## WHAT TO DO
Every line in the listing is to be echoed verbatim.

Records
** START **
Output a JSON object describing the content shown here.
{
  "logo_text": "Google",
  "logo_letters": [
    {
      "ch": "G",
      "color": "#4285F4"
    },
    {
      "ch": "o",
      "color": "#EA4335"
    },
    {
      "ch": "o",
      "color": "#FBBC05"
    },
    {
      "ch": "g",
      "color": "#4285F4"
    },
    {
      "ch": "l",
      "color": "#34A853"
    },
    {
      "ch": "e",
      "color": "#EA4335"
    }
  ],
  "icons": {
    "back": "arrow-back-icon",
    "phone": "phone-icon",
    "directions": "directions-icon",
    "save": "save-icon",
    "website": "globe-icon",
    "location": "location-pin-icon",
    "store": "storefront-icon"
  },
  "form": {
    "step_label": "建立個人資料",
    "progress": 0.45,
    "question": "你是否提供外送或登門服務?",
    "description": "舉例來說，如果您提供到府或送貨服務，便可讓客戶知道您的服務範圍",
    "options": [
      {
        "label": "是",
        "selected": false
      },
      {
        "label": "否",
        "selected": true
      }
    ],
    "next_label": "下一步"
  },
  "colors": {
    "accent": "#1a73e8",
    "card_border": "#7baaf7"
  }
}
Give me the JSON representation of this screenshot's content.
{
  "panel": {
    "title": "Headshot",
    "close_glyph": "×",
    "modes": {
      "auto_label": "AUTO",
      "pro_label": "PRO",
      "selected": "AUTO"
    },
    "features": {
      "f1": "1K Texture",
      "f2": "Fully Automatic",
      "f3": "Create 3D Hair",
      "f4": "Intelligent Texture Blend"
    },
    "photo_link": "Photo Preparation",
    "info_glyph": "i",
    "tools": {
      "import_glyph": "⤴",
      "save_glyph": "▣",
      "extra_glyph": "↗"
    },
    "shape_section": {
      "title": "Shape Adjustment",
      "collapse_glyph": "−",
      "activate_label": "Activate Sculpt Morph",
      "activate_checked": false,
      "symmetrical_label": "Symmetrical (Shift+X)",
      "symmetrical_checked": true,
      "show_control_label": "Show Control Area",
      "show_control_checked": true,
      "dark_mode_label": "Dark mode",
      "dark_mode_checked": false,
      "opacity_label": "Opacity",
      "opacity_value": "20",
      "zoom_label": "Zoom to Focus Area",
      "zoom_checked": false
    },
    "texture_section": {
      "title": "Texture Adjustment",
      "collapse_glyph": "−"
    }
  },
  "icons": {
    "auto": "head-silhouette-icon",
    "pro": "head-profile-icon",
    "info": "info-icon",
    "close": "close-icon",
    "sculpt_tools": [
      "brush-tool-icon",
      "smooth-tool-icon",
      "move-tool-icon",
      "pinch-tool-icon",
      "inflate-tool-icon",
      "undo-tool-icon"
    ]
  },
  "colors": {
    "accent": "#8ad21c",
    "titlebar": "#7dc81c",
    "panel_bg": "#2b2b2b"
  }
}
** END **
## RESULT OF THE TASK
Output a JSON object describing the content shown here.
{
  "logo_text": "Google",
  "logo_letters": [
    {
      "ch": "G",
      "color": "#4285F4"
    },
    {
      "ch": "o",
      "color": "#EA4335"
    },
    {
      "ch": "o",
      "color": "#FBBC05"
    },
    {
      "ch": "g",
      "color": "#4285F4"
    },
    {
      "ch": "l",
      "color": "#34A853"
    },
    {
      "ch": "e",
      "color": "#EA4335"
    }
  ],
  "icons": {
    "back": "arrow-back-icon",
    "phone": "phone-icon",
    "directions": "directions-icon",
    "save": "save-icon",
    "website": "globe-icon",
    "location": "location-pin-icon",
    "store": "storefront-icon"
  },
  "form": {
    "step_label": "建立個人資料",
    "progress": 0.45,
    "question": "你是否提供外送或登門服務?",
    "description": "舉例來說，如果您提供到府或送貨服務，便可讓客戶知道您的服務範圍",
    "options": [
      {
        "label": "是",
        "selected": false
      },
      {
        "label": "否",
        "selected": true
      }
    ],
    "next_label": "下一步"
  },
  "colors": {
    "accent": "#1a73e8",
    "card_border": "#7baaf7"
  }
}
Give me the JSON representation of this screenshot's content.
{
  "panel": {
    "title": "Headshot",
    "close_glyph": "×",
    "modes": {
      "auto_label": "AUTO",
      "pro_label": "PRO",
      "selected": "AUTO"
    },
    "features": {
      "f1": "1K Texture",
      "f2": "Fully Automatic",
      "f3": "Create 3D Hair",
      "f4": "Intelligent Texture Blend"
    },
    "photo_link": "Photo Preparation",
    "info_glyph": "i",
    "tools": {
      "import_glyph": "⤴",
      "save_glyph": "▣",
      "extra_glyph": "↗"
    },
    "shape_section": {
      "title": "Shape Adjustment",
      "collapse_glyph": "−",
      "activate_label": "Activate Sculpt Morph",
      "activate_checked": false,
      "symmetrical_label": "Symmetrical (Shift+X)",
      "symmetrical_checked": true,
      "show_control_label": "Show Control Area",
      "show_control_checked": true,
      "dark_mode_label": "Dark mode",
      "dark_mode_checked": false,
      "opacity_label": "Opacity",
      "opacity_value": "20",
      "zoom_label": "Zoom to Focus Area",
      "zoom_checked": false
    },
    "texture_section": {
      "title": "Texture Adjustment",
      "collapse_glyph": "−"
    }
  },
  "icons": {
    "auto": "head-silhouette-icon",
    "pro": "head-profile-icon",
    "info": "info-icon",
    "close": "close-icon",
    "sculpt_tools": [
      "brush-tool-icon",
      "smooth-tool-icon",
      "move-tool-icon",
      "pinch-tool-icon",
      "inflate-tool-icon",
      "undo-tool-icon"
    ]
  },
  "colors": {
    "accent": "#8ad21c",
    "titlebar": "#7dc81c",
    "panel_bg": "#2b2b2b"
  }
}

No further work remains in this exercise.